RECORD EXCERPTS>
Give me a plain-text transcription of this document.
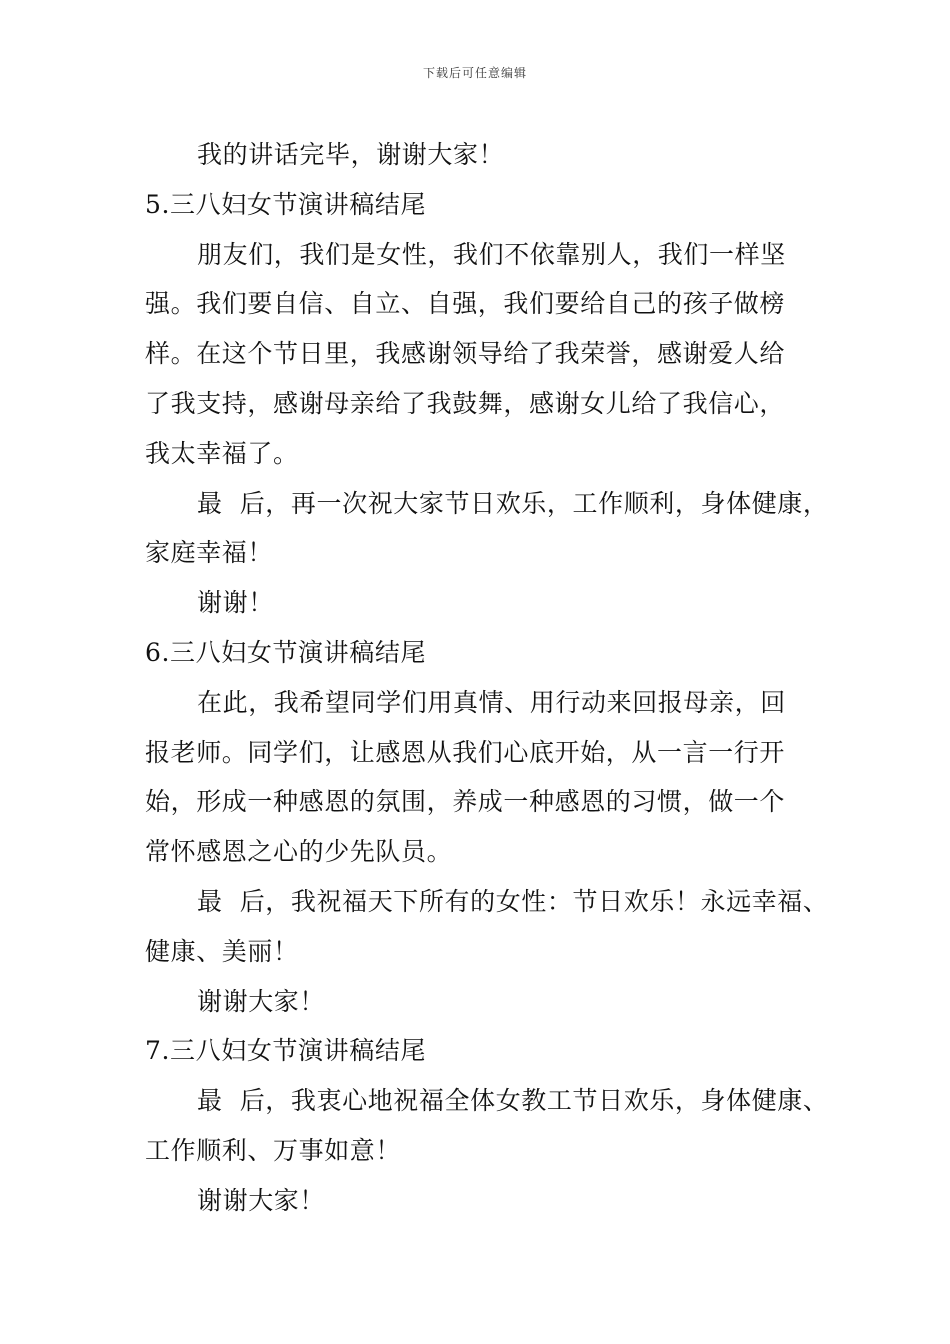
下载后可任意编辑
我的讲话完毕，谢谢大家！
5.三八妇女节演讲稿结尾
朋友们，我们是女性，我们不依靠别人，我们一样坚
强。我们要自信、自立、自强，我们要给自己的孩子做榜
样。在这个节日里，我感谢领导给了我荣誉，感谢爱人给
了我支持，感谢母亲给了我鼓舞，感谢女儿给了我信心，
我太幸福了。
最  后，再一次祝大家节日欢乐，工作顺利，身体健康，
家庭幸福！
谢谢！
6.三八妇女节演讲稿结尾
在此，我希望同学们用真情、用行动来回报母亲，回
报老师。同学们，让感恩从我们心底开始，从一言一行开
始，形成一种感恩的氛围，养成一种感恩的习惯，做一个
常怀感恩之心的少先队员。
最  后，我祝福天下所有的女性：节日欢乐！永远幸福、
健康、美丽！
谢谢大家！
7.三八妇女节演讲稿结尾
最  后，我衷心地祝福全体女教工节日欢乐，身体健康、
工作顺利、万事如意！
谢谢大家！
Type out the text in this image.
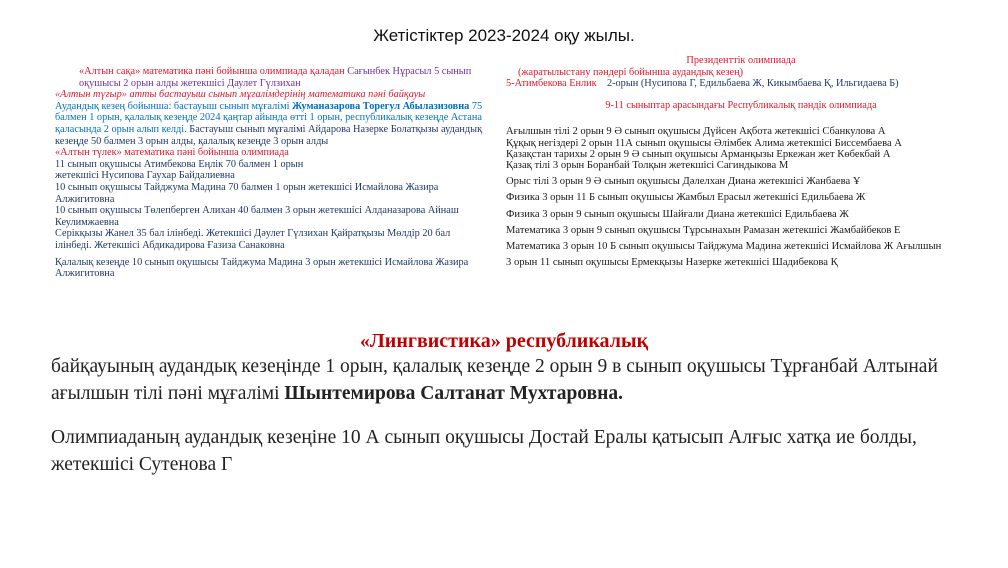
Жетістіктер 2023-2024 оқу жылы.
«Алтын сақа» математика пәні бойынша олимпиада қаладан Сағынбек Нұрасыл 5 сынып оқушысы 2 орын алды жетекшісі Даулет Гүлзихан
«Алтын түғыр» атты бастауыш сынып мұғалімдерінің математика пәні байқауы
Аудандық кезең бойынша: бастауыш сынып мұғалімі Жуманазарова Торегул Абылазизовна 75 балмен 1 орын, қалалық кезеңде 2024 қаңтар айында өтті 1 орын, республикалық кезеңде Астана қаласында 2 орын алып келді. Бастауыш сынып мұғалімі Айдарова Назерке Болатқызы аудандық кезеңде 50 балмен 3 орын алды, қалалық кезеңде 3 орын алды
«Алтын түлек» математика пәні бойынша олимпиада
11 сынып оқушысы Атимбекова Еңлік 70 балмен 1 орын
жетекшісі Нусипова Гаухар Байдалиевна
10 сынып оқушысы Тайджума Мадина 70 балмен 1 орын жетекшісі Исмайлова Жазира Алжигитовна
10 сынып оқушысы Төлепберген Алихан 40 балмен 3 орын жетекшісі Алданазарова Айнаш Кеулимжаевна
Серікқызы Жанел 35 бал ілінбеді. Жетекшісі Дәулет Гүлзихан Қайратқызы Мөлдір 20 бал ілінбеді. Жетекшісі Абдикадирова Ғазиза Санаковна
Қалалық кезеңде 10 сынып оқушысы Тайджума Мадина 3 орын жетекшісі Исмайлова Жазира Алжигитовна
Президенттік олимпиада
(жаратылыстану пәндері бойынша аудандық кезең)
5-Атимбекова Енлик 2-орын (Нусипова Г, Едильбаева Ж, Кикымбаева Қ, Ильгидаева Б)
9-11 сыныптар арасындағы Республикалық пәндік олимпиада
Ағылшын тілі 2 орын 9 Ә сынып оқушысы Дүйсен Ақбота жетекшісі Сбанкулова А
Құқық негіздері 2 орын 11А сынып оқушысы Әлімбек Алима жетекшісі Биссембаева А
Қазақстан тарихы 2 орын 9 Ә сынып оқушысы Арманқызы Еркежан жет Көбекбай А
Қазақ тілі 3 орын Боранбай Толқын жетекшісі Сагиндыкова М
Орыс тілі 3 орын 9 Ә сынып оқушысы Дәлелхан Диана жетекшісі Жанбаева Ұ
Физика 3 орын 11 Б сынып оқушысы Жамбыл Ерасыл жетекшісі Едильбаева Ж
Физика 3 орын 9 сынып оқушысы Шайғали Диана жетекшісі Едильбаева Ж
Математика 3 орын 9 сынып оқушысы Тұрсынахын Рамазан жетекшісі Жамбайбеков Е
Математика 3 орын 10 Б сынып оқушысы Тайджума Мадина жетекшісі Исмайлова Ж Ағылшын
3 орын 11 сынып оқушысы Ермекқызы Назерке жетекшісі Шадибекова Қ
«Лингвистика» республикалық
байқауының аудандық кезеңінде 1 орын, қалалық кезеңде 2 орын 9 в сынып оқушысы Тұрғанбай Алтынай ағылшын тілі пәні мұғалімі Шынтемирова Салтанат Мухтаровна.
Олимпиаданың аудандық кезеңіне 10 А сынып оқушысы Достай Ералы қатысып Алғыс хатқа ие болды, жетекшісі Сутенова Г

TASK BRIEF> In the entries above, find each line with the word "this" and show it.

SOLUTION>
Give me a plain-text transcription of this document.
Type out the text in this image.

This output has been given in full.